■ Work to be completed ■
Return all lines in the material below that contain "title".

■ Provided records ■
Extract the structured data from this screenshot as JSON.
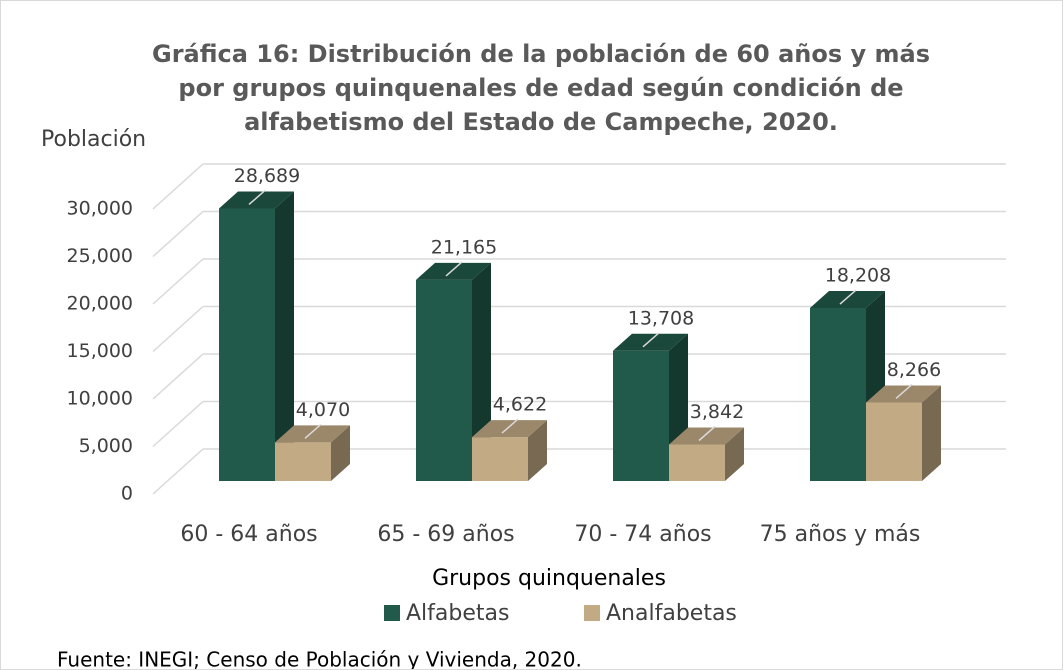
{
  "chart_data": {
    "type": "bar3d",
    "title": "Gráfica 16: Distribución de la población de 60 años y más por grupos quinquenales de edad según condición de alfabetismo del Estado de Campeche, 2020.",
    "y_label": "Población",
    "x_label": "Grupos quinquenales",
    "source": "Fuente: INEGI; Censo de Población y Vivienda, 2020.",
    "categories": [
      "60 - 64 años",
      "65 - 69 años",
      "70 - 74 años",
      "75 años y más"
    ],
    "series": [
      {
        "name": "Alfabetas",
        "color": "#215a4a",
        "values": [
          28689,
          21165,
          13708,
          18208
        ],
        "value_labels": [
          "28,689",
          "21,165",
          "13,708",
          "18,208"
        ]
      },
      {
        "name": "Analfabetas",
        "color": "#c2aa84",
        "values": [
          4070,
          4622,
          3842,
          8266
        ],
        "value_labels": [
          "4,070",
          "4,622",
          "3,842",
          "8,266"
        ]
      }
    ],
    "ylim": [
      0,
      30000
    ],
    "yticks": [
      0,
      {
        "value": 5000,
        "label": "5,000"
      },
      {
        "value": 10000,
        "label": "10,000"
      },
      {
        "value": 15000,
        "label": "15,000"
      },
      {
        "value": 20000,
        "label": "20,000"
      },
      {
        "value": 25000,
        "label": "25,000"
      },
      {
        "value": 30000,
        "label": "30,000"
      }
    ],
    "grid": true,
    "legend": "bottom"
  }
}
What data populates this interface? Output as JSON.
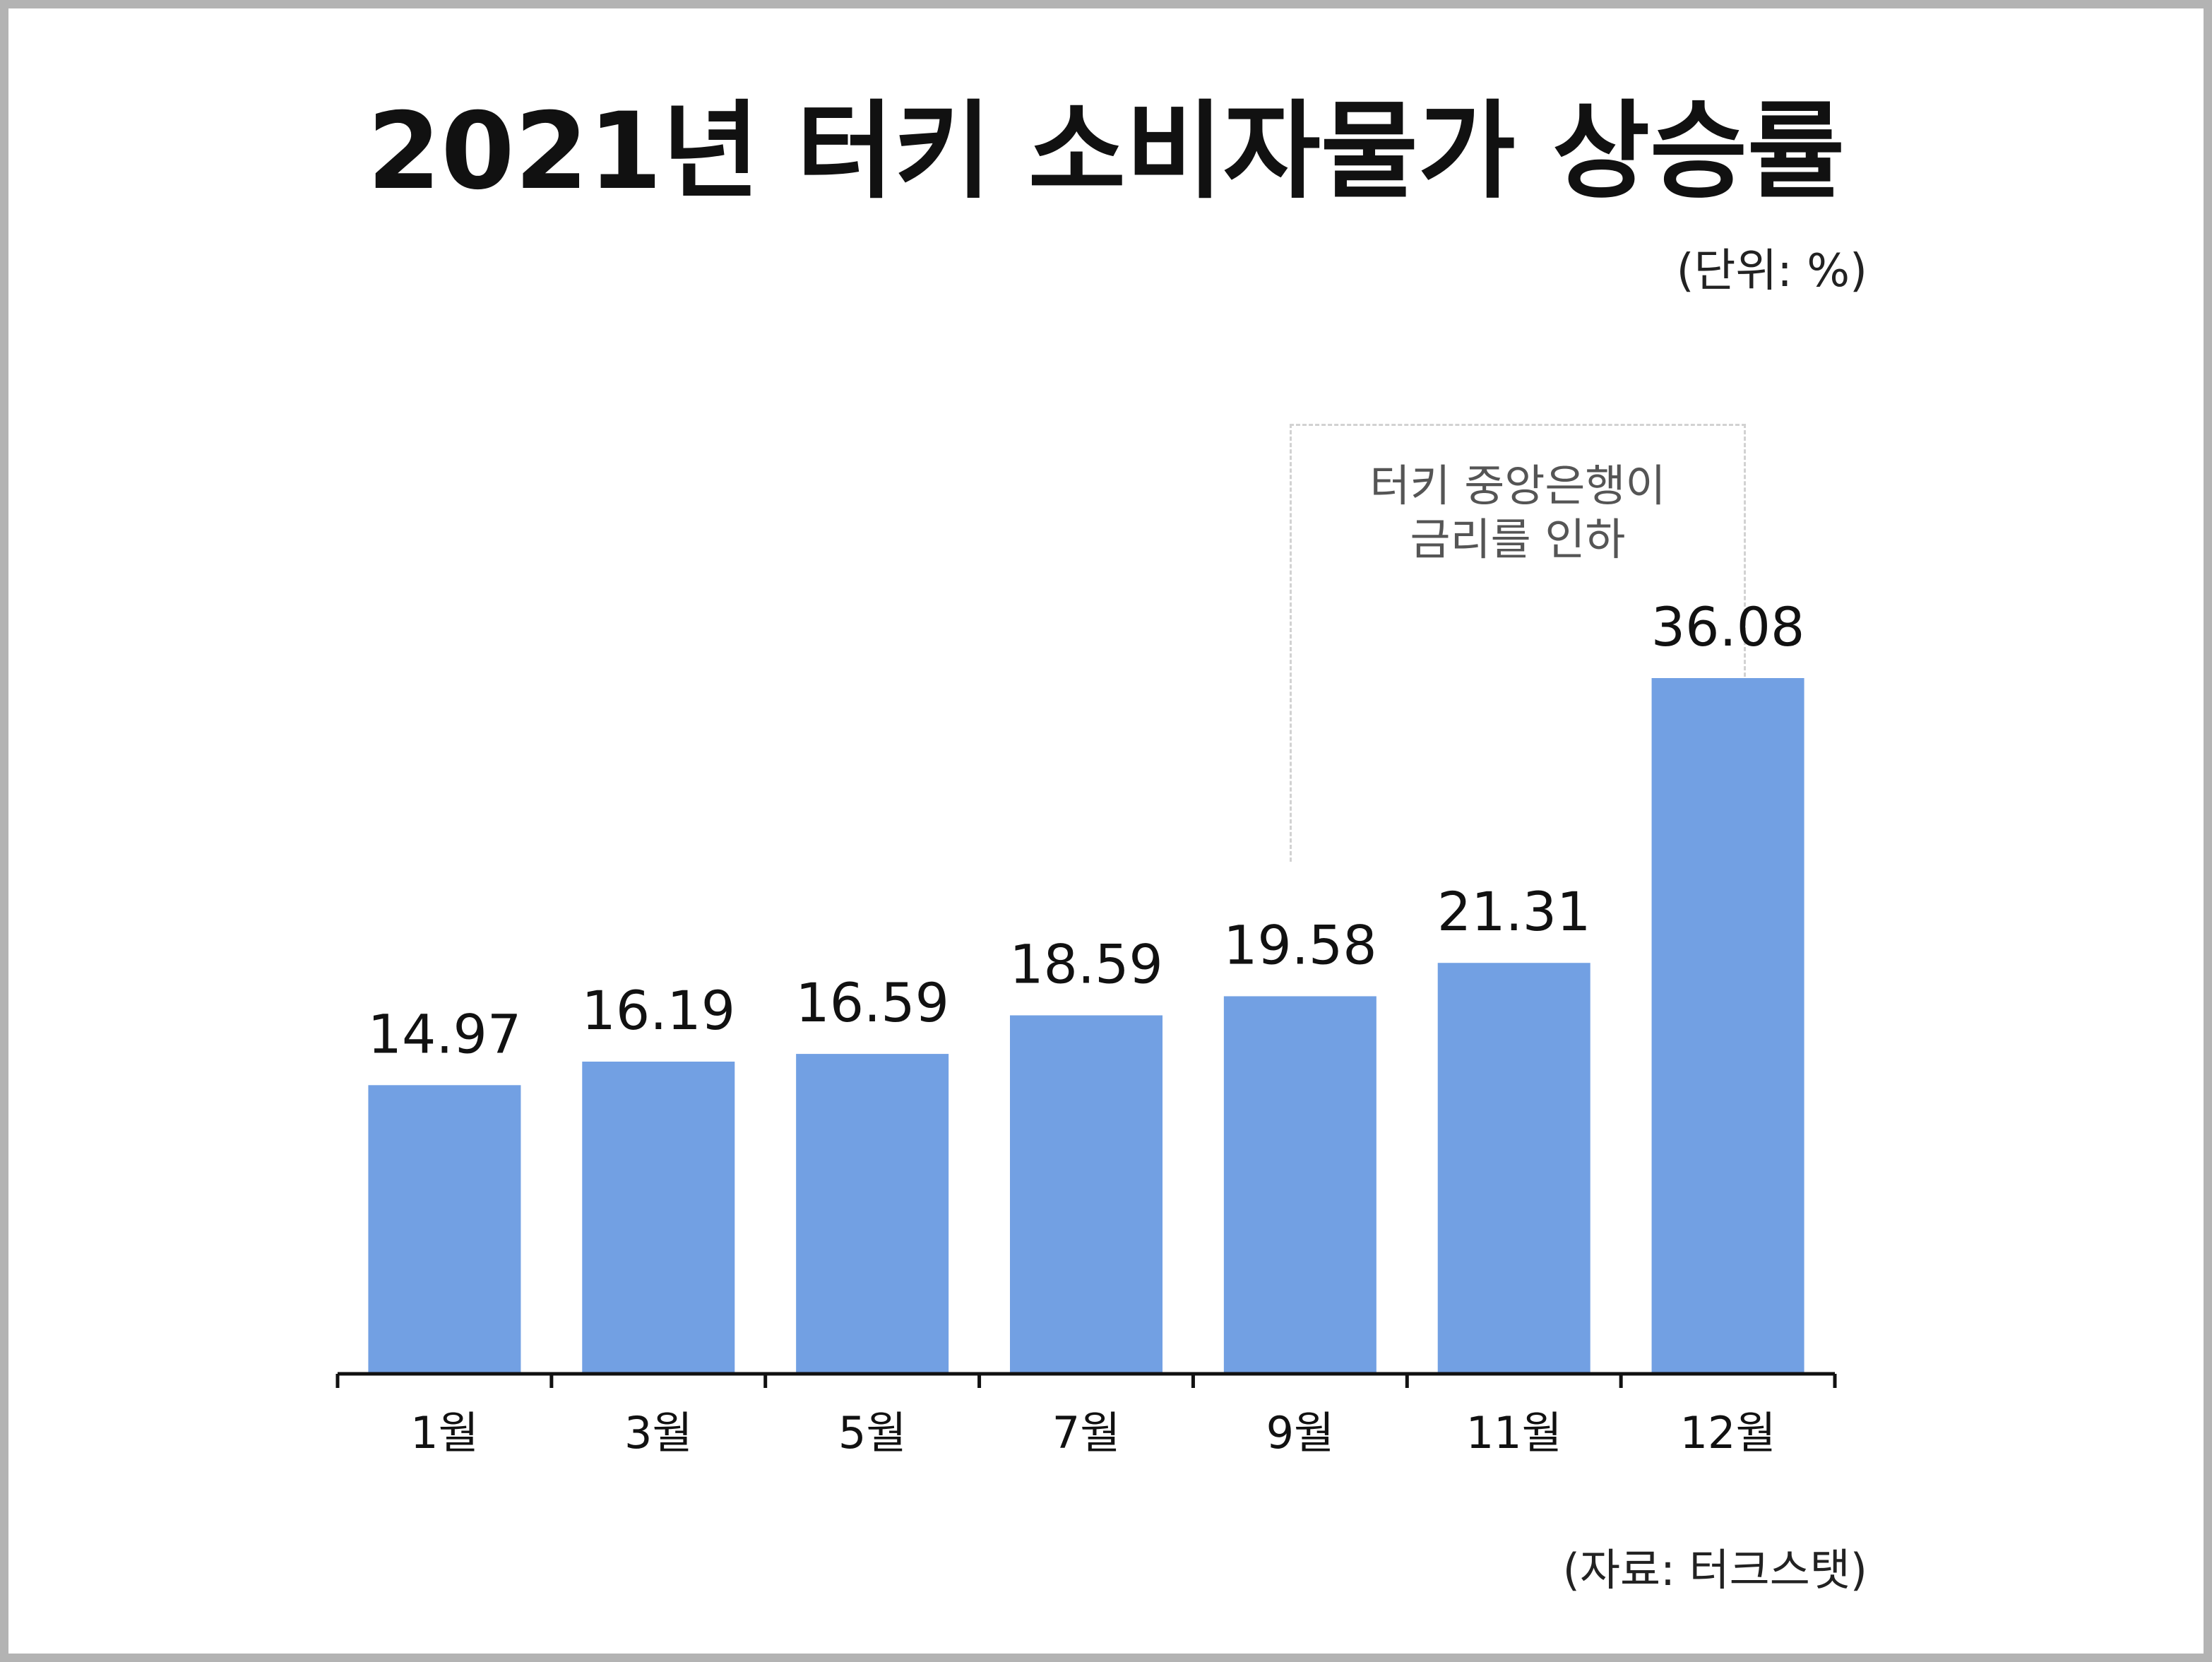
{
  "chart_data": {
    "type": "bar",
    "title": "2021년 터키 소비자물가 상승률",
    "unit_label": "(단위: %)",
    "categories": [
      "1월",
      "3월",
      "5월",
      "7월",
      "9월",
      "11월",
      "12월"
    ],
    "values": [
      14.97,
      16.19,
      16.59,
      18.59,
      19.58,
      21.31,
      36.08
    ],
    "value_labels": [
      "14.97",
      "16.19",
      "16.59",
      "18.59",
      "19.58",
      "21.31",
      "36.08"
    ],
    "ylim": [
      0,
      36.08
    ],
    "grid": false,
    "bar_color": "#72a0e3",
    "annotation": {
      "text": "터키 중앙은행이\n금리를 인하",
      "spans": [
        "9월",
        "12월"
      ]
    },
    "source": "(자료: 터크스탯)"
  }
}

---

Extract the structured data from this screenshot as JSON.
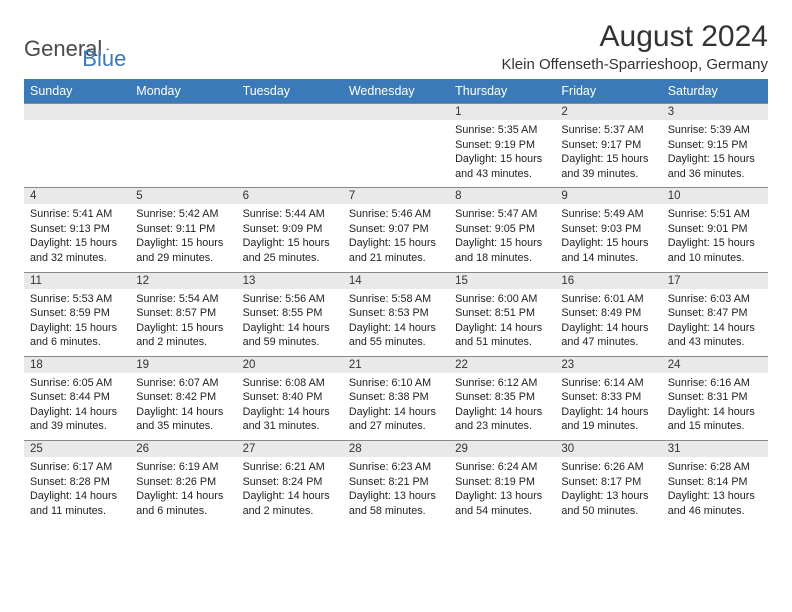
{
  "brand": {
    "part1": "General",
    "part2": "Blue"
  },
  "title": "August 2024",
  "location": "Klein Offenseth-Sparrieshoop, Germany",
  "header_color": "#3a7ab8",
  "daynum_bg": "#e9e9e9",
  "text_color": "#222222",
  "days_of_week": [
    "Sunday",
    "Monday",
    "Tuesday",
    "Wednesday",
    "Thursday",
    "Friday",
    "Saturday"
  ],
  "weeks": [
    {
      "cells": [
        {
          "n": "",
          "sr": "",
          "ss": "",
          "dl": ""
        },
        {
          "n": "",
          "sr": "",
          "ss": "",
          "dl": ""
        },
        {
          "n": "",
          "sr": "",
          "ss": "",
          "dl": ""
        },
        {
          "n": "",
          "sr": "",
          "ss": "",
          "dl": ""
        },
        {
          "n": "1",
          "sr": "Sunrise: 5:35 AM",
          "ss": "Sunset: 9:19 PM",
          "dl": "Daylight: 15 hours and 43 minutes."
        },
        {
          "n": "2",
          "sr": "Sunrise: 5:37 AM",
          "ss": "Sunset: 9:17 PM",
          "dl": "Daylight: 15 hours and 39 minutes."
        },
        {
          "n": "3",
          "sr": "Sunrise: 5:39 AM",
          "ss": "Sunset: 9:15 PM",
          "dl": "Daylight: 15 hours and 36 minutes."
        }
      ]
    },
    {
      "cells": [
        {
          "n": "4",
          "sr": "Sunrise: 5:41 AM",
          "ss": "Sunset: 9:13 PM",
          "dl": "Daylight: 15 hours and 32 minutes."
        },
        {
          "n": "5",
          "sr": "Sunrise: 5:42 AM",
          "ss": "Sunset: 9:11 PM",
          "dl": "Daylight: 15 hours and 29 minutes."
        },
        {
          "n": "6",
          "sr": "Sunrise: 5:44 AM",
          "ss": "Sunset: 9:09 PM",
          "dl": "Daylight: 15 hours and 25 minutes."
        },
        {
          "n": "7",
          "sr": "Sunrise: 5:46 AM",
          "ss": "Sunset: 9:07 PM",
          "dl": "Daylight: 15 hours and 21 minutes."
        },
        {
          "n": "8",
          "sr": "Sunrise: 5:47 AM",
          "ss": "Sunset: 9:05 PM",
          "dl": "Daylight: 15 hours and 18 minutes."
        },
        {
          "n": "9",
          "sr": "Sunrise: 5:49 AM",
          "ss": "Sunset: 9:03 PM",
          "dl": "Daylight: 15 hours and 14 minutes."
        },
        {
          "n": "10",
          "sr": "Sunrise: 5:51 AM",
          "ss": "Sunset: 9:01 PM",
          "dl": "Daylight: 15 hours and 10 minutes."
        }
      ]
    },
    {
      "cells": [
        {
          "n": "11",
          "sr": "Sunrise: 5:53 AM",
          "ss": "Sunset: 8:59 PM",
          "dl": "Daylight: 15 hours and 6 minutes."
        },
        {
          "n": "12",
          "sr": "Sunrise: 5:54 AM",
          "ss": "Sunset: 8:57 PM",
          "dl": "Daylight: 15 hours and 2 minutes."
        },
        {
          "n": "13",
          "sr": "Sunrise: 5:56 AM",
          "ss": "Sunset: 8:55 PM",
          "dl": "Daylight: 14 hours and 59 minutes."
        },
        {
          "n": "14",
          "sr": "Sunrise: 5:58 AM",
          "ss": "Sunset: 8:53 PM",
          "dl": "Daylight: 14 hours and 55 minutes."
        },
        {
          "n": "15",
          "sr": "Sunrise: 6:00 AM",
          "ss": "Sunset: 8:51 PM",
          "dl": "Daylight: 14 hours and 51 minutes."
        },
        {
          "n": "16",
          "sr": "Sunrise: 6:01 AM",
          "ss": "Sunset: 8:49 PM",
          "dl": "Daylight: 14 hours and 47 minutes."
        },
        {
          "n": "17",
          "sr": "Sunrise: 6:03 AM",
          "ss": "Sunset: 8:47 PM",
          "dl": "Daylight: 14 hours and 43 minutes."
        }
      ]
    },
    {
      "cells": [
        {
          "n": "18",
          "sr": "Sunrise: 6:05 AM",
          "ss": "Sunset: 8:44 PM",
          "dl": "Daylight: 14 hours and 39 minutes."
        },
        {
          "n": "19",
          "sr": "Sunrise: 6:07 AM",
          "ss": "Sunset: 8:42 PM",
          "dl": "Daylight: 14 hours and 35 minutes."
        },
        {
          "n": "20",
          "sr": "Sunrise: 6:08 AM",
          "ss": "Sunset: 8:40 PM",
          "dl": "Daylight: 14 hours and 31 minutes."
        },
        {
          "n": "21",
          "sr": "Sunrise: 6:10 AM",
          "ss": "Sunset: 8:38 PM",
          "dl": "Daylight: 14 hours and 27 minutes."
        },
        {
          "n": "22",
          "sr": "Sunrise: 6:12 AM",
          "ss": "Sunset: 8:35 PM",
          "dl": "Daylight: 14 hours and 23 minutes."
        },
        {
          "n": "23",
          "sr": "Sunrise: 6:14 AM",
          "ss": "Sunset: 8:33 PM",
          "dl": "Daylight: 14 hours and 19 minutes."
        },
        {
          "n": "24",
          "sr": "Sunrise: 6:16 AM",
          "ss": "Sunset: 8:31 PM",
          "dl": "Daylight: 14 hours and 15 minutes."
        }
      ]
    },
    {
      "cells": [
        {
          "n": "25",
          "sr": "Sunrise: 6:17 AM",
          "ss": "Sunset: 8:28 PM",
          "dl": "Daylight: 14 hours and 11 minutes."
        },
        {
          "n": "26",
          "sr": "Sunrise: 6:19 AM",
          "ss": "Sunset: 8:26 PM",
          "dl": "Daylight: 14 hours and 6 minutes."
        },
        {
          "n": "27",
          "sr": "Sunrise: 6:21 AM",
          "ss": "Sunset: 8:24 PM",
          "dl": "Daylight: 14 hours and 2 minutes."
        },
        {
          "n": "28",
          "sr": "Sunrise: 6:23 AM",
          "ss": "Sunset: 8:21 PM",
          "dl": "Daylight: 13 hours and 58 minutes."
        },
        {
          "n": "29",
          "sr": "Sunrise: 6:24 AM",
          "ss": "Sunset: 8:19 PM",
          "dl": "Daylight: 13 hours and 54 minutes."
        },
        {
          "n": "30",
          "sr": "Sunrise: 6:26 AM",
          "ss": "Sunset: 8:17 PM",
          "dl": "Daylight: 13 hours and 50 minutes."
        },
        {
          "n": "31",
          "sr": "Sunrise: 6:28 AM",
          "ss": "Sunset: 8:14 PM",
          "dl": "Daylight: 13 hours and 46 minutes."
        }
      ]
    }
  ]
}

■ Result for this exercise ■
    "title": "Gráfica 16: Distribución de la población de 60 años y más por grupos quinquenales de edad según condición de alfabetismo del Estado de Campeche, 2020.",
    "title": "2021년 터키 소비자물가 상승률",
  "title": "August 2024",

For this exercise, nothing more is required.